• Goal of the exercise: The records that follow must be reproduced in full, exactly as written.

• Records shown:
########################################

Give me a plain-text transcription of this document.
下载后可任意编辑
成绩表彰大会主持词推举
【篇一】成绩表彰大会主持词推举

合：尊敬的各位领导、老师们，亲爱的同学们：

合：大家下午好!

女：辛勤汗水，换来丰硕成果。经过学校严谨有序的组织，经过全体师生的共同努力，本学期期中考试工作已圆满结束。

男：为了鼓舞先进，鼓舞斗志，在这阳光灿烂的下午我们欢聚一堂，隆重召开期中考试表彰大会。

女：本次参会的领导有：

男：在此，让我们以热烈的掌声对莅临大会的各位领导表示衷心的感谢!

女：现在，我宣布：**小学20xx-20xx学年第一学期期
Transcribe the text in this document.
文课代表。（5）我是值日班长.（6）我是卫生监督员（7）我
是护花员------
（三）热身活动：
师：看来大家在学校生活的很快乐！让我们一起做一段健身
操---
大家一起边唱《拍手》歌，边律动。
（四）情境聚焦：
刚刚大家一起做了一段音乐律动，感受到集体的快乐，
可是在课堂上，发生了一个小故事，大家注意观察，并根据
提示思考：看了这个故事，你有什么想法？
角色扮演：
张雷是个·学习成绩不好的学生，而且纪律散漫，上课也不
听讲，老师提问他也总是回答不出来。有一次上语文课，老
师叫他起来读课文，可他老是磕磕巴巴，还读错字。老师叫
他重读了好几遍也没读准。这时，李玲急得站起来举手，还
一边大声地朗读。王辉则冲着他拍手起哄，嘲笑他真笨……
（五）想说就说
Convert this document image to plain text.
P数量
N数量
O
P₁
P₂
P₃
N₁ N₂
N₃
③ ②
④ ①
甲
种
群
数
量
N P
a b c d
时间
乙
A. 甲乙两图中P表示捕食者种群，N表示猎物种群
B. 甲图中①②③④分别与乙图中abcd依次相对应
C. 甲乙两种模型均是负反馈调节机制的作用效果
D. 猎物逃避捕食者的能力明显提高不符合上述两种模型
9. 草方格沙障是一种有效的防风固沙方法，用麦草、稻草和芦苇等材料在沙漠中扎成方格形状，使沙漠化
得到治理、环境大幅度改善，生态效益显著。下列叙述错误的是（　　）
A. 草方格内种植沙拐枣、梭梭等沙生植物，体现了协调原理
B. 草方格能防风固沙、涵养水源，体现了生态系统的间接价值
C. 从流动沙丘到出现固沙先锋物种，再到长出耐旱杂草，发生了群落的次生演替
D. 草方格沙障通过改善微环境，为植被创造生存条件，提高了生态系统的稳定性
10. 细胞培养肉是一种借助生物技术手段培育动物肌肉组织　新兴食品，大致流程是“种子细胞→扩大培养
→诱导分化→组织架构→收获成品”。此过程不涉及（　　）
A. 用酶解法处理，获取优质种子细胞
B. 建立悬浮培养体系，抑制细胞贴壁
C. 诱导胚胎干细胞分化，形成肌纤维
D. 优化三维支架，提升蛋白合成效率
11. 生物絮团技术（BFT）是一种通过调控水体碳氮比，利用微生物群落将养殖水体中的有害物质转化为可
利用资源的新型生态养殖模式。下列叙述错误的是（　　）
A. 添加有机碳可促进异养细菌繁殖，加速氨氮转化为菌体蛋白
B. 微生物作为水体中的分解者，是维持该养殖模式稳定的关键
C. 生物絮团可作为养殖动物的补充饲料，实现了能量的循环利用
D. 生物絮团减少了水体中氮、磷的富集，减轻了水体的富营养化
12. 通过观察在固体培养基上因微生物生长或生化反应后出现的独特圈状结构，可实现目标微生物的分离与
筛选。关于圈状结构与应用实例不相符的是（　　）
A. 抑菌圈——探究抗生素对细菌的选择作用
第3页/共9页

########################################

• Full answer:
Give me a plain-text transcription of this document.
下载后可任意编辑
成绩表彰大会主持词推举
【篇一】成绩表彰大会主持词推举

合：尊敬的各位领导、老师们，亲爱的同学们：

合：大家下午好!

女：辛勤汗水，换来丰硕成果。经过学校严谨有序的组织，经过全体师生的共同努力，本学期期中考试工作已圆满结束。

男：为了鼓舞先进，鼓舞斗志，在这阳光灿烂的下午我们欢聚一堂，隆重召开期中考试表彰大会。

女：本次参会的领导有：

男：在此，让我们以热烈的掌声对莅临大会的各位领导表示衷心的感谢!

女：现在，我宣布：**小学20xx-20xx学年第一学期期
Transcribe the text in this document.
文课代表。（5）我是值日班长.（6）我是卫生监督员（7）我
是护花员------
（三）热身活动：
师：看来大家在学校生活的很快乐！让我们一起做一段健身
操---
大家一起边唱《拍手》歌，边律动。
（四）情境聚焦：
刚刚大家一起做了一段音乐律动，感受到集体的快乐，
可是在课堂上，发生了一个小故事，大家注意观察，并根据
提示思考：看了这个故事，你有什么想法？
角色扮演：
张雷是个·学习成绩不好的学生，而且纪律散漫，上课也不
听讲，老师提问他也总是回答不出来。有一次上语文课，老
师叫他起来读课文，可他老是磕磕巴巴，还读错字。老师叫
他重读了好几遍也没读准。这时，李玲急得站起来举手，还
一边大声地朗读。王辉则冲着他拍手起哄，嘲笑他真笨……
（五）想说就说
Convert this document image to plain text.
P数量
N数量
O
P₁
P₂
P₃
N₁ N₂
N₃
③ ②
④ ①
甲
种
群
数
量
N P
a b c d
时间
乙
A. 甲乙两图中P表示捕食者种群，N表示猎物种群
B. 甲图中①②③④分别与乙图中abcd依次相对应
C. 甲乙两种模型均是负反馈调节机制的作用效果
D. 猎物逃避捕食者的能力明显提高不符合上述两种模型
9. 草方格沙障是一种有效的防风固沙方法，用麦草、稻草和芦苇等材料在沙漠中扎成方格形状，使沙漠化
得到治理、环境大幅度改善，生态效益显著。下列叙述错误的是（　　）
A. 草方格内种植沙拐枣、梭梭等沙生植物，体现了协调原理
B. 草方格能防风固沙、涵养水源，体现了生态系统的间接价值
C. 从流动沙丘到出现固沙先锋物种，再到长出耐旱杂草，发生了群落的次生演替
D. 草方格沙障通过改善微环境，为植被创造生存条件，提高了生态系统的稳定性
10. 细胞培养肉是一种借助生物技术手段培育动物肌肉组织　新兴食品，大致流程是“种子细胞→扩大培养
→诱导分化→组织架构→收获成品”。此过程不涉及（　　）
A. 用酶解法处理，获取优质种子细胞
B. 建立悬浮培养体系，抑制细胞贴壁
C. 诱导胚胎干细胞分化，形成肌纤维
D. 优化三维支架，提升蛋白合成效率
11. 生物絮团技术（BFT）是一种通过调控水体碳氮比，利用微生物群落将养殖水体中的有害物质转化为可
利用资源的新型生态养殖模式。下列叙述错误的是（　　）
A. 添加有机碳可促进异养细菌繁殖，加速氨氮转化为菌体蛋白
B. 微生物作为水体中的分解者，是维持该养殖模式稳定的关键
C. 生物絮团可作为养殖动物的补充饲料，实现了能量的循环利用
D. 生物絮团减少了水体中氮、磷的富集，减轻了水体的富营养化
12. 通过观察在固体培养基上因微生物生长或生化反应后出现的独特圈状结构，可实现目标微生物的分离与
筛选。关于圈状结构与应用实例不相符的是（　　）
A. 抑菌圈——探究抗生素对细菌的选择作用
第3页/共9页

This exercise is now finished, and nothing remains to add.